* Written problem: The records below need retyping in full; give them again exactly.

Items from a data source:
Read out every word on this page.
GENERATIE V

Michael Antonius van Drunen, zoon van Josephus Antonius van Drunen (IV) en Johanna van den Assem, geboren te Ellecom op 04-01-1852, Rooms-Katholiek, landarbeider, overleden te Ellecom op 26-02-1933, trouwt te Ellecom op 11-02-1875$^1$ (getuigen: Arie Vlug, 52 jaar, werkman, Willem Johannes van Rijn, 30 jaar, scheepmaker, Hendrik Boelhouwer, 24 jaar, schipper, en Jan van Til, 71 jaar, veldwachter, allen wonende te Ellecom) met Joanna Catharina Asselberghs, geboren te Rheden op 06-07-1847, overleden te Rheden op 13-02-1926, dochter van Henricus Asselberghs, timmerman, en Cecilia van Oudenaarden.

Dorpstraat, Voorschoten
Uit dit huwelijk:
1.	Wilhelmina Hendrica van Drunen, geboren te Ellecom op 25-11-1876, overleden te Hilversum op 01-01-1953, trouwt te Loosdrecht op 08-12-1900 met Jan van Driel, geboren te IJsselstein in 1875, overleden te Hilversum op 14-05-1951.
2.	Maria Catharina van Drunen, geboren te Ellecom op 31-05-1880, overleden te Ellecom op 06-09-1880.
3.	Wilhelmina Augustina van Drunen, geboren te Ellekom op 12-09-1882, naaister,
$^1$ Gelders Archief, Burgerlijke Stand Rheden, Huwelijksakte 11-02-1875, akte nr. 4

* Task output:
Read out every word on this page.
GENERATIE V

Michael Antonius van Drunen, zoon van Josephus Antonius van Drunen (IV) en Johanna van den Assem, geboren te Ellecom op 04-01-1852, Rooms-Katholiek, landarbeider, overleden te Ellecom op 26-02-1933, trouwt te Ellecom op 11-02-1875$^1$ (getuigen: Arie Vlug, 52 jaar, werkman, Willem Johannes van Rijn, 30 jaar, scheepmaker, Hendrik Boelhouwer, 24 jaar, schipper, en Jan van Til, 71 jaar, veldwachter, allen wonende te Ellecom) met Joanna Catharina Asselberghs, geboren te Rheden op 06-07-1847, overleden te Rheden op 13-02-1926, dochter van Henricus Asselberghs, timmerman, en Cecilia van Oudenaarden.

Dorpstraat, Voorschoten
Uit dit huwelijk:
1.	Wilhelmina Hendrica van Drunen, geboren te Ellecom op 25-11-1876, overleden te Hilversum op 01-01-1953, trouwt te Loosdrecht op 08-12-1900 met Jan van Driel, geboren te IJsselstein in 1875, overleden te Hilversum op 14-05-1951.
2.	Maria Catharina van Drunen, geboren te Ellecom op 31-05-1880, overleden te Ellecom op 06-09-1880.
3.	Wilhelmina Augustina van Drunen, geboren te Ellekom op 12-09-1882, naaister,
$^1$ Gelders Archief, Burgerlijke Stand Rheden, Huwelijksakte 11-02-1875, akte nr. 4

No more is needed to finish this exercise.